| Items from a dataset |
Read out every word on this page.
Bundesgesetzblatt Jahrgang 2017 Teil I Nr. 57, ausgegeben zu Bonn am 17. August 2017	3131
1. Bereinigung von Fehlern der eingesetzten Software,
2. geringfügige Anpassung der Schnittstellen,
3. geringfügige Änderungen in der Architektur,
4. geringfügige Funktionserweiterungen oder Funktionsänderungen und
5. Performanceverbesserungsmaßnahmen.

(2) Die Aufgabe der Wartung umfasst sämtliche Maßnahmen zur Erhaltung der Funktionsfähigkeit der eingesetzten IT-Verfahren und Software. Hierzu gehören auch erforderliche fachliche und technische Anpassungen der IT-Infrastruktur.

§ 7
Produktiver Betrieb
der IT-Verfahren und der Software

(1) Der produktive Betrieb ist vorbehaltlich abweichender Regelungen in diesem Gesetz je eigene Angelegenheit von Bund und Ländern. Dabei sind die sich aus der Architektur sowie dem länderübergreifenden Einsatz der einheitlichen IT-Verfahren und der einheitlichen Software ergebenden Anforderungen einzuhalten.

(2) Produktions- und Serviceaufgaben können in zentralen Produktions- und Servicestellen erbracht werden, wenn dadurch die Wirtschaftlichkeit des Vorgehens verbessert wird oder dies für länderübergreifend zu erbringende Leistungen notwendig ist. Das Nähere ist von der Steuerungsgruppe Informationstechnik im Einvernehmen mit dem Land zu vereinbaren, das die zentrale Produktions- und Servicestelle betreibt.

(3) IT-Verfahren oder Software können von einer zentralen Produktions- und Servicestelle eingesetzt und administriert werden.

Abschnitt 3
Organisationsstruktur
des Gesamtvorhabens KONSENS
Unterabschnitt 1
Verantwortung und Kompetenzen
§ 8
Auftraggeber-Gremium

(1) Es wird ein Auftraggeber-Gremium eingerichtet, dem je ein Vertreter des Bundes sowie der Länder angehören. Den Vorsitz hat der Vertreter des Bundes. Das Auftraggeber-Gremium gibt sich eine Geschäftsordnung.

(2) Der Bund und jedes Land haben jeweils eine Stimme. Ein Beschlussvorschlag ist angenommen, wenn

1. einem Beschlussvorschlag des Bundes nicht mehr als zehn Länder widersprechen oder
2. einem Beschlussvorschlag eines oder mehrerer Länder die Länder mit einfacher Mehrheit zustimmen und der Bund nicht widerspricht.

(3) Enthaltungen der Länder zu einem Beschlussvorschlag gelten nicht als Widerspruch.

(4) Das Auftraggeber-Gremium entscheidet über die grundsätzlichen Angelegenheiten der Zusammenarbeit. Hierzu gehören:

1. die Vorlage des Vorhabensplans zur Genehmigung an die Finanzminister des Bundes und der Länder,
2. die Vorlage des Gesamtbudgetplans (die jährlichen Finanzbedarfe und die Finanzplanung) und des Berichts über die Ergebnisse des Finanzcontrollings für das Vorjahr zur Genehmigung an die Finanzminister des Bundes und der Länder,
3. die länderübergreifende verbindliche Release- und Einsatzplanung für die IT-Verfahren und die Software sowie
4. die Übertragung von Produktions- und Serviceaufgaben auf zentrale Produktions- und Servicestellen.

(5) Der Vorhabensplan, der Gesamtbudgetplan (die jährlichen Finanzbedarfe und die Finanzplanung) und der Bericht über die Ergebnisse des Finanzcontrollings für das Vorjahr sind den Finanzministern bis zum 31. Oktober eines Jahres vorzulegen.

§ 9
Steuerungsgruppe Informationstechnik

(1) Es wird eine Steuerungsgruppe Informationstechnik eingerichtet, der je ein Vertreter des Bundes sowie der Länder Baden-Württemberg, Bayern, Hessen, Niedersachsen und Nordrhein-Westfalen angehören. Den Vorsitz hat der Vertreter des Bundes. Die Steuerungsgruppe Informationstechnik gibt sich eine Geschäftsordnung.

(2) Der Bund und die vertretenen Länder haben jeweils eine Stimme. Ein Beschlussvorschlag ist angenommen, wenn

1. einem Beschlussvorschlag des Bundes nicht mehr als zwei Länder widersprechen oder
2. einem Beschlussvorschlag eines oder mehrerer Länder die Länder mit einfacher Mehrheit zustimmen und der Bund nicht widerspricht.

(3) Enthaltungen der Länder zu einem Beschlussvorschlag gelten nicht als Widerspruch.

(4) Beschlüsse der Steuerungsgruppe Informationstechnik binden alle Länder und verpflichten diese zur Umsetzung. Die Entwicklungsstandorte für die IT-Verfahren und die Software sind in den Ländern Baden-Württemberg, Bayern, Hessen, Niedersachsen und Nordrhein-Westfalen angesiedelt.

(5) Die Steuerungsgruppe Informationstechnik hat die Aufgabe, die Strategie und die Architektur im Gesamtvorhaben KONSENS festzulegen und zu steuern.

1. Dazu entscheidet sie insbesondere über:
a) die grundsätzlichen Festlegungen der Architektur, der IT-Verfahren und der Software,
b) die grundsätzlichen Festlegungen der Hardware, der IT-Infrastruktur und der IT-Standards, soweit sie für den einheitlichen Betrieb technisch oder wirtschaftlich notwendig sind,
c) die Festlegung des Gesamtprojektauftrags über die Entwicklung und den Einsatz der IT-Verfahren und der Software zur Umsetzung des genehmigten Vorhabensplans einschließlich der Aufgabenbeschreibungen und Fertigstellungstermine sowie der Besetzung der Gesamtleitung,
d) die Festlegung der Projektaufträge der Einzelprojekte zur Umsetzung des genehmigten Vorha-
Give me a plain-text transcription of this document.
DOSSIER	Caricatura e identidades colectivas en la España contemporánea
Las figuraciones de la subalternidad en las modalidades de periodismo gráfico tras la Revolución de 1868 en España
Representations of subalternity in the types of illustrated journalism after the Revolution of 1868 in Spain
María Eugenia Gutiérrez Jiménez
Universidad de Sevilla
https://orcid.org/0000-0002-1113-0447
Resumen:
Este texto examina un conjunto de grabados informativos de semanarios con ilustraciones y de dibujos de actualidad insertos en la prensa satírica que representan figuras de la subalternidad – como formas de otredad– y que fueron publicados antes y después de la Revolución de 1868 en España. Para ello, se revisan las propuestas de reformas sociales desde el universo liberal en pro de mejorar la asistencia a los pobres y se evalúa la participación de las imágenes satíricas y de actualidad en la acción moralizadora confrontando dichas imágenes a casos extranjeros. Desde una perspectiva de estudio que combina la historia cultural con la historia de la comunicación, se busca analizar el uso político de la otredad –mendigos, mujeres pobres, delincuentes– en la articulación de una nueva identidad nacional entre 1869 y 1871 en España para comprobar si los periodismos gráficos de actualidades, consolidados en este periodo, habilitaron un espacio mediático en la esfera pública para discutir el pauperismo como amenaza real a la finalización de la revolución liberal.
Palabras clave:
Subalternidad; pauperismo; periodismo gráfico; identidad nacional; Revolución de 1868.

| Task details |
Would you repeat all of the entries exactly?

| Exercise answer |
Read out every word on this page.
Bundesgesetzblatt Jahrgang 2017 Teil I Nr. 57, ausgegeben zu Bonn am 17. August 2017	3131
1. Bereinigung von Fehlern der eingesetzten Software,
2. geringfügige Anpassung der Schnittstellen,
3. geringfügige Änderungen in der Architektur,
4. geringfügige Funktionserweiterungen oder Funktionsänderungen und
5. Performanceverbesserungsmaßnahmen.

(2) Die Aufgabe der Wartung umfasst sämtliche Maßnahmen zur Erhaltung der Funktionsfähigkeit der eingesetzten IT-Verfahren und Software. Hierzu gehören auch erforderliche fachliche und technische Anpassungen der IT-Infrastruktur.

§ 7
Produktiver Betrieb
der IT-Verfahren und der Software

(1) Der produktive Betrieb ist vorbehaltlich abweichender Regelungen in diesem Gesetz je eigene Angelegenheit von Bund und Ländern. Dabei sind die sich aus der Architektur sowie dem länderübergreifenden Einsatz der einheitlichen IT-Verfahren und der einheitlichen Software ergebenden Anforderungen einzuhalten.

(2) Produktions- und Serviceaufgaben können in zentralen Produktions- und Servicestellen erbracht werden, wenn dadurch die Wirtschaftlichkeit des Vorgehens verbessert wird oder dies für länderübergreifend zu erbringende Leistungen notwendig ist. Das Nähere ist von der Steuerungsgruppe Informationstechnik im Einvernehmen mit dem Land zu vereinbaren, das die zentrale Produktions- und Servicestelle betreibt.

(3) IT-Verfahren oder Software können von einer zentralen Produktions- und Servicestelle eingesetzt und administriert werden.

Abschnitt 3
Organisationsstruktur
des Gesamtvorhabens KONSENS
Unterabschnitt 1
Verantwortung und Kompetenzen
§ 8
Auftraggeber-Gremium

(1) Es wird ein Auftraggeber-Gremium eingerichtet, dem je ein Vertreter des Bundes sowie der Länder angehören. Den Vorsitz hat der Vertreter des Bundes. Das Auftraggeber-Gremium gibt sich eine Geschäftsordnung.

(2) Der Bund und jedes Land haben jeweils eine Stimme. Ein Beschlussvorschlag ist angenommen, wenn

1. einem Beschlussvorschlag des Bundes nicht mehr als zehn Länder widersprechen oder
2. einem Beschlussvorschlag eines oder mehrerer Länder die Länder mit einfacher Mehrheit zustimmen und der Bund nicht widerspricht.

(3) Enthaltungen der Länder zu einem Beschlussvorschlag gelten nicht als Widerspruch.

(4) Das Auftraggeber-Gremium entscheidet über die grundsätzlichen Angelegenheiten der Zusammenarbeit. Hierzu gehören:

1. die Vorlage des Vorhabensplans zur Genehmigung an die Finanzminister des Bundes und der Länder,
2. die Vorlage des Gesamtbudgetplans (die jährlichen Finanzbedarfe und die Finanzplanung) und des Berichts über die Ergebnisse des Finanzcontrollings für das Vorjahr zur Genehmigung an die Finanzminister des Bundes und der Länder,
3. die länderübergreifende verbindliche Release- und Einsatzplanung für die IT-Verfahren und die Software sowie
4. die Übertragung von Produktions- und Serviceaufgaben auf zentrale Produktions- und Servicestellen.

(5) Der Vorhabensplan, der Gesamtbudgetplan (die jährlichen Finanzbedarfe und die Finanzplanung) und der Bericht über die Ergebnisse des Finanzcontrollings für das Vorjahr sind den Finanzministern bis zum 31. Oktober eines Jahres vorzulegen.

§ 9
Steuerungsgruppe Informationstechnik

(1) Es wird eine Steuerungsgruppe Informationstechnik eingerichtet, der je ein Vertreter des Bundes sowie der Länder Baden-Württemberg, Bayern, Hessen, Niedersachsen und Nordrhein-Westfalen angehören. Den Vorsitz hat der Vertreter des Bundes. Die Steuerungsgruppe Informationstechnik gibt sich eine Geschäftsordnung.

(2) Der Bund und die vertretenen Länder haben jeweils eine Stimme. Ein Beschlussvorschlag ist angenommen, wenn

1. einem Beschlussvorschlag des Bundes nicht mehr als zwei Länder widersprechen oder
2. einem Beschlussvorschlag eines oder mehrerer Länder die Länder mit einfacher Mehrheit zustimmen und der Bund nicht widerspricht.

(3) Enthaltungen der Länder zu einem Beschlussvorschlag gelten nicht als Widerspruch.

(4) Beschlüsse der Steuerungsgruppe Informationstechnik binden alle Länder und verpflichten diese zur Umsetzung. Die Entwicklungsstandorte für die IT-Verfahren und die Software sind in den Ländern Baden-Württemberg, Bayern, Hessen, Niedersachsen und Nordrhein-Westfalen angesiedelt.

(5) Die Steuerungsgruppe Informationstechnik hat die Aufgabe, die Strategie und die Architektur im Gesamtvorhaben KONSENS festzulegen und zu steuern.

1. Dazu entscheidet sie insbesondere über:
a) die grundsätzlichen Festlegungen der Architektur, der IT-Verfahren und der Software,
b) die grundsätzlichen Festlegungen der Hardware, der IT-Infrastruktur und der IT-Standards, soweit sie für den einheitlichen Betrieb technisch oder wirtschaftlich notwendig sind,
c) die Festlegung des Gesamtprojektauftrags über die Entwicklung und den Einsatz der IT-Verfahren und der Software zur Umsetzung des genehmigten Vorhabensplans einschließlich der Aufgabenbeschreibungen und Fertigstellungstermine sowie der Besetzung der Gesamtleitung,
d) die Festlegung der Projektaufträge der Einzelprojekte zur Umsetzung des genehmigten Vorha-
Give me a plain-text transcription of this document.
DOSSIER	Caricatura e identidades colectivas en la España contemporánea
Las figuraciones de la subalternidad en las modalidades de periodismo gráfico tras la Revolución de 1868 en España
Representations of subalternity in the types of illustrated journalism after the Revolution of 1868 in Spain
María Eugenia Gutiérrez Jiménez
Universidad de Sevilla
https://orcid.org/0000-0002-1113-0447
Resumen:
Este texto examina un conjunto de grabados informativos de semanarios con ilustraciones y de dibujos de actualidad insertos en la prensa satírica que representan figuras de la subalternidad – como formas de otredad– y que fueron publicados antes y después de la Revolución de 1868 en España. Para ello, se revisan las propuestas de reformas sociales desde el universo liberal en pro de mejorar la asistencia a los pobres y se evalúa la participación de las imágenes satíricas y de actualidad en la acción moralizadora confrontando dichas imágenes a casos extranjeros. Desde una perspectiva de estudio que combina la historia cultural con la historia de la comunicación, se busca analizar el uso político de la otredad –mendigos, mujeres pobres, delincuentes– en la articulación de una nueva identidad nacional entre 1869 y 1871 en España para comprobar si los periodismos gráficos de actualidades, consolidados en este periodo, habilitaron un espacio mediático en la esfera pública para discutir el pauperismo como amenaza real a la finalización de la revolución liberal.
Palabras clave:
Subalternidad; pauperismo; periodismo gráfico; identidad nacional; Revolución de 1868.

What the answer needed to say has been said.